Work instructions :: Give the number of lines containing the word "name", and nothing else.

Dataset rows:
** Start **

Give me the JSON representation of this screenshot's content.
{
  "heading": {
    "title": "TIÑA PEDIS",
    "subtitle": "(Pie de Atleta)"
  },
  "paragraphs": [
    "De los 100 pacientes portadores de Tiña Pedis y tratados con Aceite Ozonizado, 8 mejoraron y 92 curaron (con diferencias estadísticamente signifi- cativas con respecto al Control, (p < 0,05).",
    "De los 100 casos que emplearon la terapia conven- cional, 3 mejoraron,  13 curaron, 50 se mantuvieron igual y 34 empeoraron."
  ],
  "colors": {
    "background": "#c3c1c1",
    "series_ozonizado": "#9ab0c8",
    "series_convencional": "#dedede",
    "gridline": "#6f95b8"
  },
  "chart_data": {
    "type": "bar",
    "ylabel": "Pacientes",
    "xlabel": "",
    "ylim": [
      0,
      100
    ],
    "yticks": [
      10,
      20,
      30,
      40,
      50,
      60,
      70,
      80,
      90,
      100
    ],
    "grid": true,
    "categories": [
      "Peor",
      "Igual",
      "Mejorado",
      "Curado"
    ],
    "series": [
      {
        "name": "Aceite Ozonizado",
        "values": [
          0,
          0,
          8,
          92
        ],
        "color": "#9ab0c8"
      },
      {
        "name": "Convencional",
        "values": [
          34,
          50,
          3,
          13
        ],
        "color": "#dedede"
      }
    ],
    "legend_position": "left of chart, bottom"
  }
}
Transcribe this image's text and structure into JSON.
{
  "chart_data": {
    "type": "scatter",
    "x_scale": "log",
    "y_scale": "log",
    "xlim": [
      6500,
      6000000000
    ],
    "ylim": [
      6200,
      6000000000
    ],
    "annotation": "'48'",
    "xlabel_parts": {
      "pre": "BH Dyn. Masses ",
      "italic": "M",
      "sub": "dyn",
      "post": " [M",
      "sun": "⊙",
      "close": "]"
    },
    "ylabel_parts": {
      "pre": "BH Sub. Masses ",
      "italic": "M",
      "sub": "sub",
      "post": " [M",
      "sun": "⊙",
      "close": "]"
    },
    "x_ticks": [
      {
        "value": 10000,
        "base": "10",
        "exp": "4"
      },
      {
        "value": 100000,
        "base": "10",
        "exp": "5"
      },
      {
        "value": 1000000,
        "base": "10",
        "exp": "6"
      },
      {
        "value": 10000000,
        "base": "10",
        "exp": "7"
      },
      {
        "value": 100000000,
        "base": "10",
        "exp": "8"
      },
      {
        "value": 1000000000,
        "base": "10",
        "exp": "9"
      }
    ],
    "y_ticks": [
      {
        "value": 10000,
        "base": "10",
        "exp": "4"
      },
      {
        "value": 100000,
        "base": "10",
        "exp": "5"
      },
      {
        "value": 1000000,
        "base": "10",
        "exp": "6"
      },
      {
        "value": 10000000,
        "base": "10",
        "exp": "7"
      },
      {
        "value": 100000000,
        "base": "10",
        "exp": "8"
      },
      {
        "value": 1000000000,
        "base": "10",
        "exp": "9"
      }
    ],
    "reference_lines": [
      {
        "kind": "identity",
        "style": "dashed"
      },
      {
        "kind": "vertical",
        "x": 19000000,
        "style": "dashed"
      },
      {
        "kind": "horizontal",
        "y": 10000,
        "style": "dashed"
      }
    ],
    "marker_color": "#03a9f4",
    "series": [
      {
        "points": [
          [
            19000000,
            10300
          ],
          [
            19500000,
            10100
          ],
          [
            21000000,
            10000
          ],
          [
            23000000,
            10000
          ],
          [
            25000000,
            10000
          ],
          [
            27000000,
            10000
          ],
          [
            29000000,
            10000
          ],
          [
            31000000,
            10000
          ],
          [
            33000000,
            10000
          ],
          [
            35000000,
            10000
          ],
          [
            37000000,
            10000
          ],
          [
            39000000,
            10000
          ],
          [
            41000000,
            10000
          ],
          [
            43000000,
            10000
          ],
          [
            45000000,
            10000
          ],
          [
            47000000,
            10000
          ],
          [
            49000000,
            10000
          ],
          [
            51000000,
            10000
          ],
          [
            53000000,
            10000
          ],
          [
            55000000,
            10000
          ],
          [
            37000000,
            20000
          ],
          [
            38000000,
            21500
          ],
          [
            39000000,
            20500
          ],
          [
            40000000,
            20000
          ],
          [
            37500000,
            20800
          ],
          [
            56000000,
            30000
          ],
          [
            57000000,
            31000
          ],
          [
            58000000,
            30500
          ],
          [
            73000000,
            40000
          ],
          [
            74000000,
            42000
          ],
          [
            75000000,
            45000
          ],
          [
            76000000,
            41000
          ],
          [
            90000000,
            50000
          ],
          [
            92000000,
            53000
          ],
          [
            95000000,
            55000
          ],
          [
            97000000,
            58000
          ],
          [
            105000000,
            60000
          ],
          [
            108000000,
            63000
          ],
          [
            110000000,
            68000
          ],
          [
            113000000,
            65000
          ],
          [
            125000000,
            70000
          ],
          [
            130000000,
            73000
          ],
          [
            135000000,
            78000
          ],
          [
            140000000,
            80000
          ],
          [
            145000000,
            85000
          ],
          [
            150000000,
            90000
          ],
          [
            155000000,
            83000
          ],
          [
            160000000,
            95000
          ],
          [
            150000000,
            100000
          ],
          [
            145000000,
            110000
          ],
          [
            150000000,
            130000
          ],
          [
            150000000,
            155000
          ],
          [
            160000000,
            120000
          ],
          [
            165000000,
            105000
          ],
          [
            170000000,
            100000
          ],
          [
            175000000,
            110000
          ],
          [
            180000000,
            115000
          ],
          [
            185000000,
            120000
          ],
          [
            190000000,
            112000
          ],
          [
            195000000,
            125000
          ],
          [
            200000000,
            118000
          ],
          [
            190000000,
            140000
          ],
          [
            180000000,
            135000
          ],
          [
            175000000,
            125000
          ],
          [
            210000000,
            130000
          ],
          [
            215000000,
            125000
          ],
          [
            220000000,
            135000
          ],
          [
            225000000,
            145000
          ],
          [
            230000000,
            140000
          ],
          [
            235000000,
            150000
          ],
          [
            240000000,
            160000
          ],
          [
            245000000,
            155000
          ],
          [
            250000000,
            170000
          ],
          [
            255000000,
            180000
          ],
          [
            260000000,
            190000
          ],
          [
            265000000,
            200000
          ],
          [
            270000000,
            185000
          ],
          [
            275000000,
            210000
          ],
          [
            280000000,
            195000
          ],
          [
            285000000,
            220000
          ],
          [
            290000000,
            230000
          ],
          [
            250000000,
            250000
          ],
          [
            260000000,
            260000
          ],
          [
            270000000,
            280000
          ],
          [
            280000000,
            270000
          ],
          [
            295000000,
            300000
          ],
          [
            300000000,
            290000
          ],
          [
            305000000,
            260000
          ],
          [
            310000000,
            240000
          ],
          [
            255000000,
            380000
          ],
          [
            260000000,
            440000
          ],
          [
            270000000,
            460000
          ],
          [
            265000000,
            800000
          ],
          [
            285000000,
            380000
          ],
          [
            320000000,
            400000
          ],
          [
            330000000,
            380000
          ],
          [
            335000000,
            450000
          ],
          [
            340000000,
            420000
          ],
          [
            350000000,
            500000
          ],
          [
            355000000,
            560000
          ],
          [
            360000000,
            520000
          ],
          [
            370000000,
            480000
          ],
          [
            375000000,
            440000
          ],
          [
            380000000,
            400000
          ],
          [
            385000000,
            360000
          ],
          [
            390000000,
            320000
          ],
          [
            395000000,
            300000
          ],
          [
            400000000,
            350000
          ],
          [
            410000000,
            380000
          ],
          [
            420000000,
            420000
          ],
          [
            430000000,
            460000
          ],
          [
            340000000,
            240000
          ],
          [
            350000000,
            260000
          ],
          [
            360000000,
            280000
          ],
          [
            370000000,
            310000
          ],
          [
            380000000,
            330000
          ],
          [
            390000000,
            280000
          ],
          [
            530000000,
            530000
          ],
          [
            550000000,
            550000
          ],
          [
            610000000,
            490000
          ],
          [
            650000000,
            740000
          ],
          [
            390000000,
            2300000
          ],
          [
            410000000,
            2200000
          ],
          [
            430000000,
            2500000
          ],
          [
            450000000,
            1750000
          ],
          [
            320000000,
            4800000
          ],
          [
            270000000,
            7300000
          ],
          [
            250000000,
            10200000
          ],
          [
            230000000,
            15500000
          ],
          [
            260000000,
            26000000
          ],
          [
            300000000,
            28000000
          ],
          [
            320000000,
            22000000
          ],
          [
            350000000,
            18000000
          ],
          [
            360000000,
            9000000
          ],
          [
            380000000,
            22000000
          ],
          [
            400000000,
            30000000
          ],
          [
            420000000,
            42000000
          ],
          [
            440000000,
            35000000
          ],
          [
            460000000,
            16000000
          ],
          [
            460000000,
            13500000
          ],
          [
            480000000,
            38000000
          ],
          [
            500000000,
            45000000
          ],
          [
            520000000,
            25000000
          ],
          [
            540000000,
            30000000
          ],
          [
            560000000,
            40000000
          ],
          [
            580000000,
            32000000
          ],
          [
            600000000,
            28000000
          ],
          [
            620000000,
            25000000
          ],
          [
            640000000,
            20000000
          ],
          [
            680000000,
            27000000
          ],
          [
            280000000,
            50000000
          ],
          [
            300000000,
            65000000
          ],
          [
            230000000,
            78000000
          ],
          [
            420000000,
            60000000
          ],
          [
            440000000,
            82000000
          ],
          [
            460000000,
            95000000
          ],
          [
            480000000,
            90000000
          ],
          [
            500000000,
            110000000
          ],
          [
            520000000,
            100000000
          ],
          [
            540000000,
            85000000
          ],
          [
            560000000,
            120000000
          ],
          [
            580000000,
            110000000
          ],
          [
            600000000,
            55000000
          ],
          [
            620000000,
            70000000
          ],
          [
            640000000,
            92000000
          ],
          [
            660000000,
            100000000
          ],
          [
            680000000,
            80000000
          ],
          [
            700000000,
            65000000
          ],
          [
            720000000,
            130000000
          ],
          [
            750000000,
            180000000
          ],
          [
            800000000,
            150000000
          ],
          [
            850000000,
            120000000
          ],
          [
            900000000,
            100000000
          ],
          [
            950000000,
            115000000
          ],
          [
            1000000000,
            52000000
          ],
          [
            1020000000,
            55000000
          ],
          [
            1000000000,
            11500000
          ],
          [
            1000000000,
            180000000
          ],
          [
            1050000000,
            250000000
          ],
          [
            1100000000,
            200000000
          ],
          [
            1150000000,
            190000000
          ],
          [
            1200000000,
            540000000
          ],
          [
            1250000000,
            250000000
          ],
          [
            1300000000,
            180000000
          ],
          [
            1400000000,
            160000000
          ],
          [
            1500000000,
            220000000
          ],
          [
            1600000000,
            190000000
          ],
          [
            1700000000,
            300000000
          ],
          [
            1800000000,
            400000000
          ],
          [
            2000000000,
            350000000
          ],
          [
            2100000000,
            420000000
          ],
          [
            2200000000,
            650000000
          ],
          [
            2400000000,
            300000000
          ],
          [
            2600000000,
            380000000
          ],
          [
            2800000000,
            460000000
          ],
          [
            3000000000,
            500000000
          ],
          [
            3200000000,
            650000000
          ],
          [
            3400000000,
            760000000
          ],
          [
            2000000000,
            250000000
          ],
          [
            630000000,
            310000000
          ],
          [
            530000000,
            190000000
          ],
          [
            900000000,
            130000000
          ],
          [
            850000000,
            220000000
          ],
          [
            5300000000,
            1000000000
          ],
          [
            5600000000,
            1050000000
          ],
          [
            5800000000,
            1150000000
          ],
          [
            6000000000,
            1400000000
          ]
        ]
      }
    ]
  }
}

** End **

Complete response :: 2